Excerpt
----
Importing Data and Graphics with ggplot2

Tuesday, April 8

Today we will…

  • Style Note of the Day
  • New Material
    • Welcome to the Tidyverse
    • Load External Data
    • Graphics (and ggplot2)
    • Game Planning
  • PA 2: Using Data Visualization to Find the Penguins

Style Note of the Day - Function Calls

Tip

Name arguments in function calls

Only include necessary arguments! (If you are using any default values, no need to repeat them in your function call.)

Good

mean(1:10, na.rm = TRUE)
seq(from = 1, to = 100, by = 5)

Bad

mean(1:10, , TRUE)
mean(1:10, trim = 0, na.rm = TRUE)

seq(1, 100, 5)

Welcome to the Tidyverse

Tidywho?

The tidyverse is an opinionated collection of R packages designed for data science. All packages share an underlying design philosophy, grammar, and data structures.1

  • Most of the functionality you will need for an entire data analysis workflow with cohesive grammar

Core Packages

The tidyverse includes functions to:

Read in data readr
Visualize data ggplot2
Manipulate rectangular data tidyr, dplyr, tibble
Handle special variable types stringr, forcats , lubridate
Support functional programming purrr

Tidyverse and STAT 331

  • This version of the course will primarily use tidyverse packages and grammar

  • Reasoning:

    • the tidyverse is as reputable and ubiquitous as base R at this point (in my opinion)
----
Data listing

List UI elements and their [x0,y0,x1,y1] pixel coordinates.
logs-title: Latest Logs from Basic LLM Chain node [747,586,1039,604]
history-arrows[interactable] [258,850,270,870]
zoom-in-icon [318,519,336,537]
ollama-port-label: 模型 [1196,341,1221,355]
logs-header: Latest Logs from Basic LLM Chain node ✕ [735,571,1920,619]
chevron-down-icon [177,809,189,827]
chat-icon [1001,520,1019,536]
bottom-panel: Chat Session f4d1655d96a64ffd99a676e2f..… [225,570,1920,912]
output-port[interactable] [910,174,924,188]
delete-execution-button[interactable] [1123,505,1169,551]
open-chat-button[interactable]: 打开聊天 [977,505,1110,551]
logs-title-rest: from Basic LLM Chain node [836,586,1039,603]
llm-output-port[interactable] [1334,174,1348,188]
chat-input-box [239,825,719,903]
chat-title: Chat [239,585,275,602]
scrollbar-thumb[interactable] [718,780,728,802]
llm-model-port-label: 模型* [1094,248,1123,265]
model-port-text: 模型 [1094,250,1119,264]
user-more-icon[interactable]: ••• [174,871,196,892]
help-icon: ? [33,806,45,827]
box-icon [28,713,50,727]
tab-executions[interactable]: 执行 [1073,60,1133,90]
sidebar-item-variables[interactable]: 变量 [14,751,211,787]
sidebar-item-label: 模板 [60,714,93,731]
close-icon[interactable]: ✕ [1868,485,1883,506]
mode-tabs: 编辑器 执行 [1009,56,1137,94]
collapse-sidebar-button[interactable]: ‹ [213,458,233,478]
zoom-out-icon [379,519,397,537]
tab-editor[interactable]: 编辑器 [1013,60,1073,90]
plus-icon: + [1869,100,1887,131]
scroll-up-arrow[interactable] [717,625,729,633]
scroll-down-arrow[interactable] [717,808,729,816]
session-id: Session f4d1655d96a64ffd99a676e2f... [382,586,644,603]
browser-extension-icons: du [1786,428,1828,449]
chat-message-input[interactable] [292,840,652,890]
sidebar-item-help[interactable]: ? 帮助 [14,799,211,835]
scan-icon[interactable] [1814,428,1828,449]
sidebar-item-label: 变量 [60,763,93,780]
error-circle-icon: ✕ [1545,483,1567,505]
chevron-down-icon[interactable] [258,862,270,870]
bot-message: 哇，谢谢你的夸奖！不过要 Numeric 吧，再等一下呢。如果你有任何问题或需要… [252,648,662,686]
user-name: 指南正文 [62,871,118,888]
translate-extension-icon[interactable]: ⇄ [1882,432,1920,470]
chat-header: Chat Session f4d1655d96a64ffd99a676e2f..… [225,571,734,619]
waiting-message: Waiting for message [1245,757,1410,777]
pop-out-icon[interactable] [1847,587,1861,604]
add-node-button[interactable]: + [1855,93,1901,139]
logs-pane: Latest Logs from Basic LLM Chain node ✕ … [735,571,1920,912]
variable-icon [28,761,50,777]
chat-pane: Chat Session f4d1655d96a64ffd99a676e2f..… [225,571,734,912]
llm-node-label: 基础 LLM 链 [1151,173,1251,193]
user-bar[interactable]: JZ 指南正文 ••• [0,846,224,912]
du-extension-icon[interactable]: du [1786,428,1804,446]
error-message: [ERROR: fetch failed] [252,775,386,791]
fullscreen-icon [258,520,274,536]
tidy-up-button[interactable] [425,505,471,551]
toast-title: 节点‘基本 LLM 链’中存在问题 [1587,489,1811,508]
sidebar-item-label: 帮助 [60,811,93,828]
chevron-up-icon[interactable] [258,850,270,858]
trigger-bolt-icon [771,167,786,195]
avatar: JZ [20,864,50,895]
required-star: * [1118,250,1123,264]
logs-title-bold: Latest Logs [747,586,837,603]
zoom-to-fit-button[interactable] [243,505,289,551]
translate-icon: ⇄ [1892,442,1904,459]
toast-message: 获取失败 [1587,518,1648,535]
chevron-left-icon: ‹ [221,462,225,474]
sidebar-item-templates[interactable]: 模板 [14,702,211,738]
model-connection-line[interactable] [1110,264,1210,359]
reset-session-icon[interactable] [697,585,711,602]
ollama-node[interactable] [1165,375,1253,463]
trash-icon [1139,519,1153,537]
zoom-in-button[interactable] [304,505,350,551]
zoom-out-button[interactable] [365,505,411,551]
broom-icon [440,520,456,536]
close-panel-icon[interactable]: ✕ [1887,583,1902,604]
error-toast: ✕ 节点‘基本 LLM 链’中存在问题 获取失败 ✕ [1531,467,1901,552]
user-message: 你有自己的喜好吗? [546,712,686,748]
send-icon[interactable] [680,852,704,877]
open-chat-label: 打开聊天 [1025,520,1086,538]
----
Goals
**a.** Quote the passage of the tidyverse notes that opens with the words containing "Style Note of the Day - Function" and closes with "your function call.)".
**b.** Which packages do the tidyverse notes list for manipulating rectangular data?

Solutions to each task
**a.**
Style Note of the Day - Function Calls

Tip

Name arguments in function calls

Only include necessary arguments! (If you are using any default values, no need to repeat them in your function call.)

**b.** tidyr, dplyr, and tibble